Given instruction ▸
The listing below should be written out exactly; please include all of it.

Extracted material ▸

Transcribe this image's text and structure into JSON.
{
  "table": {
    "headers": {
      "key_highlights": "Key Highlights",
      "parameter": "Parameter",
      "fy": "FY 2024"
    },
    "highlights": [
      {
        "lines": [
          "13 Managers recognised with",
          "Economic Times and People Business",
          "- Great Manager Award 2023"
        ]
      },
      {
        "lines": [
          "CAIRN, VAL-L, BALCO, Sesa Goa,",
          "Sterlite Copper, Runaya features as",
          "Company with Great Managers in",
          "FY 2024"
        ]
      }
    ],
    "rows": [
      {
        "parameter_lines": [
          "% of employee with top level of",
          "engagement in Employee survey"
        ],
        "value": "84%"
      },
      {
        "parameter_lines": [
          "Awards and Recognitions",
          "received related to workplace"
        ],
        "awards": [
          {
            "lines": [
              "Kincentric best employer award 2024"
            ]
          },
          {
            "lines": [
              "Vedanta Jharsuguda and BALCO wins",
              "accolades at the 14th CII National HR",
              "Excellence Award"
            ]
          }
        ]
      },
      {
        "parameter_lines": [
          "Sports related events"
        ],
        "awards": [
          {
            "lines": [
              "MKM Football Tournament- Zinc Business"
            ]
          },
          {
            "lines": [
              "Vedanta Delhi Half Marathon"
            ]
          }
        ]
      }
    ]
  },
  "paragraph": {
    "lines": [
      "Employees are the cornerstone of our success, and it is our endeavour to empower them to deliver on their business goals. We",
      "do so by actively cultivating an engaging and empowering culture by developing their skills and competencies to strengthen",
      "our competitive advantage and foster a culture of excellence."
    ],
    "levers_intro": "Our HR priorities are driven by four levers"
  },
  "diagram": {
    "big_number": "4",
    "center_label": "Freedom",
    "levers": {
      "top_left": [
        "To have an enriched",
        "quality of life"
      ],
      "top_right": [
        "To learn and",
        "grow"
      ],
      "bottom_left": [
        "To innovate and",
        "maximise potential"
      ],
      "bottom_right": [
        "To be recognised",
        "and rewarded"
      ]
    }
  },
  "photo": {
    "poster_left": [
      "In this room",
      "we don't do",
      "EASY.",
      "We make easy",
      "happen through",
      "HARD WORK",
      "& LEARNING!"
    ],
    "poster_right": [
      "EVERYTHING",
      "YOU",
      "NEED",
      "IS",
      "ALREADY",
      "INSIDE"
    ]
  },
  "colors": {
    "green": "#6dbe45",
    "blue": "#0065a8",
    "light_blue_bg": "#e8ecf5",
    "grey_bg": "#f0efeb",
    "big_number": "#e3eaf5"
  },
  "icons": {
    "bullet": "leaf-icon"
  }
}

Expected answer ▸
Transcribe this image's text and structure into JSON.
{
  "table": {
    "headers": {
      "key_highlights": "Key Highlights",
      "parameter": "Parameter",
      "fy": "FY 2024"
    },
    "highlights": [
      {
        "lines": [
          "13 Managers recognised with",
          "Economic Times and People Business",
          "- Great Manager Award 2023"
        ]
      },
      {
        "lines": [
          "CAIRN, VAL-L, BALCO, Sesa Goa,",
          "Sterlite Copper, Runaya features as",
          "Company with Great Managers in",
          "FY 2024"
        ]
      }
    ],
    "rows": [
      {
        "parameter_lines": [
          "% of employee with top level of",
          "engagement in Employee survey"
        ],
        "value": "84%"
      },
      {
        "parameter_lines": [
          "Awards and Recognitions",
          "received related to workplace"
        ],
        "awards": [
          {
            "lines": [
              "Kincentric best employer award 2024"
            ]
          },
          {
            "lines": [
              "Vedanta Jharsuguda and BALCO wins",
              "accolades at the 14th CII National HR",
              "Excellence Award"
            ]
          }
        ]
      },
      {
        "parameter_lines": [
          "Sports related events"
        ],
        "awards": [
          {
            "lines": [
              "MKM Football Tournament- Zinc Business"
            ]
          },
          {
            "lines": [
              "Vedanta Delhi Half Marathon"
            ]
          }
        ]
      }
    ]
  },
  "paragraph": {
    "lines": [
      "Employees are the cornerstone of our success, and it is our endeavour to empower them to deliver on their business goals. We",
      "do so by actively cultivating an engaging and empowering culture by developing their skills and competencies to strengthen",
      "our competitive advantage and foster a culture of excellence."
    ],
    "levers_intro": "Our HR priorities are driven by four levers"
  },
  "diagram": {
    "big_number": "4",
    "center_label": "Freedom",
    "levers": {
      "top_left": [
        "To have an enriched",
        "quality of life"
      ],
      "top_right": [
        "To learn and",
        "grow"
      ],
      "bottom_left": [
        "To innovate and",
        "maximise potential"
      ],
      "bottom_right": [
        "To be recognised",
        "and rewarded"
      ]
    }
  },
  "photo": {
    "poster_left": [
      "In this room",
      "we don't do",
      "EASY.",
      "We make easy",
      "happen through",
      "HARD WORK",
      "& LEARNING!"
    ],
    "poster_right": [
      "EVERYTHING",
      "YOU",
      "NEED",
      "IS",
      "ALREADY",
      "INSIDE"
    ]
  },
  "colors": {
    "green": "#6dbe45",
    "blue": "#0065a8",
    "light_blue_bg": "#e8ecf5",
    "grey_bg": "#f0efeb",
    "big_number": "#e3eaf5"
  },
  "icons": {
    "bullet": "leaf-icon"
  }
}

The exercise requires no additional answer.